For RQ3, two-way analysis of variance (ANOVA) (α = 0.05) examined variations in perceived preparedness for work by group membership and participation in any ERA. Again, analysis was limited to domestic graduates, except for comparisons by citizenship. Given the research question, only interaction effects were explored (e.g. any activity participation*regionality). Normality for preparedness was indicated by low skewness and kurtosis measures, − 0.754 and − 0.289 respectively.

Limitations

While the GOS dataset provides a large, national sample for examining the posed research questions, it has limitations. First, data are self-reported by graduates and therefore potentially subject to recall and desirability bias. Second, the GOS’ timing means that it realistically explores graduates’ transition to work and very early career experiences, rather than longer-term labour market achievements. The survey only allows graduates to report on their participation in the six outlined ERAs, while they may have engaged in others. There are also likely to be nuances within the six activity groups (e.g. with respect to payment, length and structure), potentially influencing impact on their labour market outcomes and therefore limiting our understanding of their precise effect regarding perpetuating (or alleviating) inequality. Finally, our focus on the labour market returns from ERAs means results are discussed only in instrumental terms; yet, we recognise the value of exploring students’ complex motivations for engaging in ERAs and the ensuant personal and social gains from their experiences.

==================================================

[Things to do]:
1 – What significance level does the methods excerpt give for the two-way ANOVA?
2 – Write out the part of the methods excerpt that begins at the words "For RQ3, two-way" and stops after "and − 0.289 respectively.", swapping "domestic graduates" for "international graduates".
The material after this point comes from a separate source, not from the methods excerpt.

[Data block]:
==================================================

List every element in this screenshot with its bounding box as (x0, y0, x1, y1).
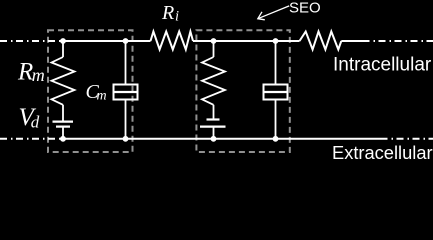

==================================================

[In response]:
1 – α = 0.05

2 –
For RQ3, two-way analysis of variance (ANOVA) (α = 0.05) examined variations in perceived preparedness for work by group membership and participation in any ERA. Again, analysis was limited to international graduates, except for comparisons by citizenship. Given the research question, only interaction effects were explored (e.g. any activity participation*regionality). Normality for preparedness was indicated by low skewness and kurtosis measures, − 0.754 and − 0.289 respectively.